Showing posts with label draft. Show all posts
Showing posts with label draft. Show all posts

11 July 2020

Unintended Consequences: Cobras, College Grades, Potato PR

CorporateNature No 130

There are two types of unintended consequences:
1) The long tail of a probability distribution of outcomes, when the rare outcome happens to occur.

2) A chain of events that creates its own loop of consequences.

The previous CorporateNature blog post (No 129) was about some unintended consequences that occur in complex environments such as our human social systems, including the Peltzman Effect of risk-seeking behaviour when one is feeling safe.

Continuing this topic, here are three more examples of unintended consequences:

1. The Cobra Effect
The Cobra Effect is a case when an intended solution to a problem exacerbates the problem. The name "cobra effect" comes from a story from colonial India. To solve the problem of the large population of venomous snakes in Delhi, the British colonial government set a bounty for each dead cobra. At first this strategy was successful, as many snakes were killed for the reward. However, soon people started breeding cobras to profit from turning them in to the local government. The government eventually noticed it was being taken for a ride and scrapped the reward programme. This made breeders release the cobras they had been breeding into the wild, which led to an increase in the cobra population.

2. The Vietnam War & Grade Inflation
In the US, during the era of the Vietnam War in the 1960s, students with high grades were exempted from the draft for the war (conscription). This meant that giving someone a low grade could send someone to war, and possibly cost their life. As a result, professors became much more hesitant to give someone a C and gravitated towards handing out higher grades.

3. Potato PR
Potatoes were domesticated in South America some 10,000 years ago and were introduced to Europe after the voyages of Columbus. However, local European farmers and peasants did not take to them. Appreciating the nutritious potential of this new plant, Prussian king Frederick the Great came up with a public relations stunt to convince people that potatoes are worth it. He had his servants plant a field of potatoes and stationed a heavy guard tasked with pretending to be guarding the field. Naturally, the local peasants assumed that the crop on the king's land must be valuable and started to sneak into the field and steal potatoes for their own gardens. This had exactly been Frederick's intention and the mission was accomplished exactly because the peasants thought their stealing of potatoes was an unintended consequence.

○ ○ ○

▶ [Complete the following]
[A] Answer these questions from the post on unintended consequences:
(i) What did the British colonial government in Delhi offer a bounty for?
(ii) During the Vietnam War era, which US students were exempted from the draft?
(iii) Which king had a field of potatoes planted and put under guard?
[B] Can you repeat the post on unintended consequences word for word, beginning at the words "CorporateNature No 130" and ending after "loop of consequences."?

○ ○ ○

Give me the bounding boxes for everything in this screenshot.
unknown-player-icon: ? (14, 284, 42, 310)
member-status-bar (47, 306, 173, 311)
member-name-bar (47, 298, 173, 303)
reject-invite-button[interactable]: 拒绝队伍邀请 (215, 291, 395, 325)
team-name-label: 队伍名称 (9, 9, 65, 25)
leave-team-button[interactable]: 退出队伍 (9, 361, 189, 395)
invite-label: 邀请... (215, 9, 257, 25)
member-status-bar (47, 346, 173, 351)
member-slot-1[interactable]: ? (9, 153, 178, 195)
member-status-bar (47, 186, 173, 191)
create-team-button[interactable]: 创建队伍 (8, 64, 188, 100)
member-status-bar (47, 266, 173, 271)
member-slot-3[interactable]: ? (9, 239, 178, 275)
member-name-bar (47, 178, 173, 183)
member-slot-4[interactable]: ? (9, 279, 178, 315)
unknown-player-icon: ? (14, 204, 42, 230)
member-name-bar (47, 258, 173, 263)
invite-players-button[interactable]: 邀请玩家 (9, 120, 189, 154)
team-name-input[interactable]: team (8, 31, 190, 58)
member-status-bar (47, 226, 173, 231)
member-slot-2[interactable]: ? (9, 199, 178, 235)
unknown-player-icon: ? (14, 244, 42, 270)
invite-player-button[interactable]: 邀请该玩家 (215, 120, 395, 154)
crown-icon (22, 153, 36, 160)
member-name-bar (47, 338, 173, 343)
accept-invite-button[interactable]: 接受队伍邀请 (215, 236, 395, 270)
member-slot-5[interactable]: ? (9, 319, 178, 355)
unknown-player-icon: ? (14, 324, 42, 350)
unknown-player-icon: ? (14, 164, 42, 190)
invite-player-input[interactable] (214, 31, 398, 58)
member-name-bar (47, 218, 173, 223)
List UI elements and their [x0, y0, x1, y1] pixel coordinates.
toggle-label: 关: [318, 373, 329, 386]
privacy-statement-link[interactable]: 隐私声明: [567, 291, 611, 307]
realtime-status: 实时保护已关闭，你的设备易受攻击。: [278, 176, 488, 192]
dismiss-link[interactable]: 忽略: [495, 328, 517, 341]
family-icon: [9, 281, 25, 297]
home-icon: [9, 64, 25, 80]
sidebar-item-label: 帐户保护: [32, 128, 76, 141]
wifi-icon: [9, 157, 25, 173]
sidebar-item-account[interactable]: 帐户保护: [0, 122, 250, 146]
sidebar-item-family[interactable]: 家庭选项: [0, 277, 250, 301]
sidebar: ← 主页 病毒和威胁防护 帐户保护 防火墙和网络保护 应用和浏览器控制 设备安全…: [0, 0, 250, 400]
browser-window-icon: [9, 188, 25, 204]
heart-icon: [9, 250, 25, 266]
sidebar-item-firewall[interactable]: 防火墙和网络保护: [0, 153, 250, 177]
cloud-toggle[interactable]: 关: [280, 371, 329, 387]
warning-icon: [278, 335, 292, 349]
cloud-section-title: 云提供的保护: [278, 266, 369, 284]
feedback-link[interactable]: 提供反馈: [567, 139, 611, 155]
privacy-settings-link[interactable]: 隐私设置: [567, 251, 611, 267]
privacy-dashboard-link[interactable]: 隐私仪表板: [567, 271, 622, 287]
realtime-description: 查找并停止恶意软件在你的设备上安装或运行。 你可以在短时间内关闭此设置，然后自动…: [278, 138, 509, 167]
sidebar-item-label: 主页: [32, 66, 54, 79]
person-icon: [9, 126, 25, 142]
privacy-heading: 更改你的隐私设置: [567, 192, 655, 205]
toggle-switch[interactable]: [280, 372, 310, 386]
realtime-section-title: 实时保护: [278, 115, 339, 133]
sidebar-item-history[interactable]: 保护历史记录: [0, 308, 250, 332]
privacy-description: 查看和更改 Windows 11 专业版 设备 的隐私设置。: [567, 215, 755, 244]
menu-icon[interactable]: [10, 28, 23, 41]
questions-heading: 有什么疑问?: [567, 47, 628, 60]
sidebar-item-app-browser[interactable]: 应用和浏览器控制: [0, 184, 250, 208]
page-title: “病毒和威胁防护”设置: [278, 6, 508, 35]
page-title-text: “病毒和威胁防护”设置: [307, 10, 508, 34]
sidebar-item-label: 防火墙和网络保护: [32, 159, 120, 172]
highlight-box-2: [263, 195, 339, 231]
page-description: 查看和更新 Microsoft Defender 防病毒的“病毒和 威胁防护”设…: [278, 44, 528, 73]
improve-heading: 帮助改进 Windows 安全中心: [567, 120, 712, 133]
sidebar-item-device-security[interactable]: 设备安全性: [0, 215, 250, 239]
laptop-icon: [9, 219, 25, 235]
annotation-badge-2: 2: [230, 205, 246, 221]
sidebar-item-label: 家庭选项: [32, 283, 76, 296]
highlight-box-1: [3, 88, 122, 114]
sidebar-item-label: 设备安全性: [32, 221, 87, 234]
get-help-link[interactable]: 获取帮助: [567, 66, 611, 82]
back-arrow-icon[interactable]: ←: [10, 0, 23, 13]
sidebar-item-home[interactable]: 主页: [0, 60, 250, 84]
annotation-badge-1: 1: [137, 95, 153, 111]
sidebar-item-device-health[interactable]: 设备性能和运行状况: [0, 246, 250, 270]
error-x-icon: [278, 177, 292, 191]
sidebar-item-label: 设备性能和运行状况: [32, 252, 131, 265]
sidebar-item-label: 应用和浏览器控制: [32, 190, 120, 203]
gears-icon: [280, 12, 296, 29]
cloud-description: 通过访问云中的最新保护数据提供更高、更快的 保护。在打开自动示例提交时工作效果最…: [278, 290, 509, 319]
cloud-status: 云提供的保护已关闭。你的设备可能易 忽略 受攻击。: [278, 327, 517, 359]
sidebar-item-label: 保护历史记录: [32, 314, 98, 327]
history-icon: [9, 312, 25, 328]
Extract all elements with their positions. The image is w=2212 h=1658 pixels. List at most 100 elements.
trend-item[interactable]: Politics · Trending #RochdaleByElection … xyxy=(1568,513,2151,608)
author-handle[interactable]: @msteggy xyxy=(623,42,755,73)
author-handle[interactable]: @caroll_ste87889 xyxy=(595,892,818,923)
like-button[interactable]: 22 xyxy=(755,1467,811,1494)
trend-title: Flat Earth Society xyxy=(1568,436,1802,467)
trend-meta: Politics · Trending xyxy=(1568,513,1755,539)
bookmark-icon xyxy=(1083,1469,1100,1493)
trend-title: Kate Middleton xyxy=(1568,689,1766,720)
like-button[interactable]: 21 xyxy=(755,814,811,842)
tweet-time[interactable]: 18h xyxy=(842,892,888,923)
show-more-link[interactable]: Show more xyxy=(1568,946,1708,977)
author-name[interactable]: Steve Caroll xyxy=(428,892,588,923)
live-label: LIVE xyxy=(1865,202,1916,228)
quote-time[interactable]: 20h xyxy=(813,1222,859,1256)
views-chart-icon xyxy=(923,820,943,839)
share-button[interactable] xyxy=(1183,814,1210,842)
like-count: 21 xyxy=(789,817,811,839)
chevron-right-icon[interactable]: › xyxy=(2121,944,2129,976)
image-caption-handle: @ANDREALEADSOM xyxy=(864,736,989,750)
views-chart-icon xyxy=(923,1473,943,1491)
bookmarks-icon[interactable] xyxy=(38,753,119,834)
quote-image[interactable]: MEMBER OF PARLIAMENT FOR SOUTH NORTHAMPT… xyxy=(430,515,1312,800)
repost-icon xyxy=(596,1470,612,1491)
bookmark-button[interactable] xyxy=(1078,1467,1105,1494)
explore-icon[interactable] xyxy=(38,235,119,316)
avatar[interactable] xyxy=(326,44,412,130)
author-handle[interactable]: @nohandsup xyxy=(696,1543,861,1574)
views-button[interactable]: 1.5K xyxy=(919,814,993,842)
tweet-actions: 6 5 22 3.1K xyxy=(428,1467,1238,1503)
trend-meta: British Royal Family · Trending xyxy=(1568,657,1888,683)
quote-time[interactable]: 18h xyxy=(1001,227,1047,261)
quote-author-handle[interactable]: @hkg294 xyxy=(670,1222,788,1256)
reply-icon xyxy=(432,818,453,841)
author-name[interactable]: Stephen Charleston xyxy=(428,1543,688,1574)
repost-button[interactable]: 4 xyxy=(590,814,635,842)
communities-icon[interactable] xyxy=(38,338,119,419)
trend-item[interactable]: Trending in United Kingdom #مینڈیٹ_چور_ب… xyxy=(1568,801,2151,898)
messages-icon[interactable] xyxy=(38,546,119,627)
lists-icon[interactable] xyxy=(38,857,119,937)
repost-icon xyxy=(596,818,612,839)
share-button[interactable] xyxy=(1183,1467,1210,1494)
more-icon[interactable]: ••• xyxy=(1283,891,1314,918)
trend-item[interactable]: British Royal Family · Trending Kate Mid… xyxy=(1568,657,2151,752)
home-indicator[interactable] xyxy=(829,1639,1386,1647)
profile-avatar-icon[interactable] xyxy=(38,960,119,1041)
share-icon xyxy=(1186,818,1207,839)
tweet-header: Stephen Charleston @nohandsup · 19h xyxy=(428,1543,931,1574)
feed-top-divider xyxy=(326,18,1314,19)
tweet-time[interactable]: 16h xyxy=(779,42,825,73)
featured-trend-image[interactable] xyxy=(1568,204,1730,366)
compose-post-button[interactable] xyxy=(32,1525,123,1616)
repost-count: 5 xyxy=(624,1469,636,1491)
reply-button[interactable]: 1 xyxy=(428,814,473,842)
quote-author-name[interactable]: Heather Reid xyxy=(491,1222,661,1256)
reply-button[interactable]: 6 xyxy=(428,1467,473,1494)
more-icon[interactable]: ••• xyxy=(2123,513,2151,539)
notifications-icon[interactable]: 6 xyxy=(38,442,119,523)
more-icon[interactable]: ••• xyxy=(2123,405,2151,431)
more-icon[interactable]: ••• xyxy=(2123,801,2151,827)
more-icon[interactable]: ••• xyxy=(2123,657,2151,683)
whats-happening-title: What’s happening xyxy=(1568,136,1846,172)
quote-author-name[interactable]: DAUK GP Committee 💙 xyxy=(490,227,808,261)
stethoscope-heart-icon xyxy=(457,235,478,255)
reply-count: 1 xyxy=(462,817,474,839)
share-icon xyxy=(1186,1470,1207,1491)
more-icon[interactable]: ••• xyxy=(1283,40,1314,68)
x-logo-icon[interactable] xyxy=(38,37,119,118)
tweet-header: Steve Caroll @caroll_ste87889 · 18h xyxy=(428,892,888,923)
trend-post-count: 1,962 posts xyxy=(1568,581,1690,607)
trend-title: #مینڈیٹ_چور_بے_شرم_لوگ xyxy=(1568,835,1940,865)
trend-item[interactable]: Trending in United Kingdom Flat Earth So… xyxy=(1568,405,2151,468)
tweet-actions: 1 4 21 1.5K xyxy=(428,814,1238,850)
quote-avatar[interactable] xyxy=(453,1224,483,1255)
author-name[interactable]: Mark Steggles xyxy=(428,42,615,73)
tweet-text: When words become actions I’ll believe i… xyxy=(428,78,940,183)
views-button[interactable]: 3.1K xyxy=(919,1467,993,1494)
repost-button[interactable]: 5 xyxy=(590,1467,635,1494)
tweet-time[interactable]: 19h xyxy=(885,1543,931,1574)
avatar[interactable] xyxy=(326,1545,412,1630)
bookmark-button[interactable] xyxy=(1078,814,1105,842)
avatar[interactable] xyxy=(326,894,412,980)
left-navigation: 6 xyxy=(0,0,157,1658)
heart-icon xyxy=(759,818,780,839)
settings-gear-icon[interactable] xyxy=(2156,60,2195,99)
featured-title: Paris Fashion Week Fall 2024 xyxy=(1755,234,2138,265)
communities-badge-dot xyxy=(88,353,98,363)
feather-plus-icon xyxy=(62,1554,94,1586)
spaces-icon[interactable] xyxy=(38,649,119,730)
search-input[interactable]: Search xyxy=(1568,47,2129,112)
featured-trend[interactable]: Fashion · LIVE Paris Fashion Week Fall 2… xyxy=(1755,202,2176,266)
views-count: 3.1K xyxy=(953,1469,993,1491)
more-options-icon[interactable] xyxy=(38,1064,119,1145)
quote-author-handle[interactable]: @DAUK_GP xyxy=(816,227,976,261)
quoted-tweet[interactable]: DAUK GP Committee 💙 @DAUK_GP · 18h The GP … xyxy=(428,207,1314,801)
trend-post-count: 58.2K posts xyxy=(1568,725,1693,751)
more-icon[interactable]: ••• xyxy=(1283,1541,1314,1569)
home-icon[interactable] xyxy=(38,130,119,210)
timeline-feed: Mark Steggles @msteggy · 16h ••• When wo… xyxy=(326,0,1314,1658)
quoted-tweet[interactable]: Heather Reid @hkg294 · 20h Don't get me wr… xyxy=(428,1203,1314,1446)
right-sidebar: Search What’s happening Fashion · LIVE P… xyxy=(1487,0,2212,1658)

○ ○ ○

▶ [Solutions to the problems]
[A]
(i) Each dead cobra.
(ii) Students with high grades.
(iii) Frederick the Great of Prussia.

[B]
CorporateNature No 130

There are two types of unintended consequences:
1) The long tail of a probability distribution of outcomes, when the rare outcome happens to occur.

2) A chain of events that creates its own loop of consequences.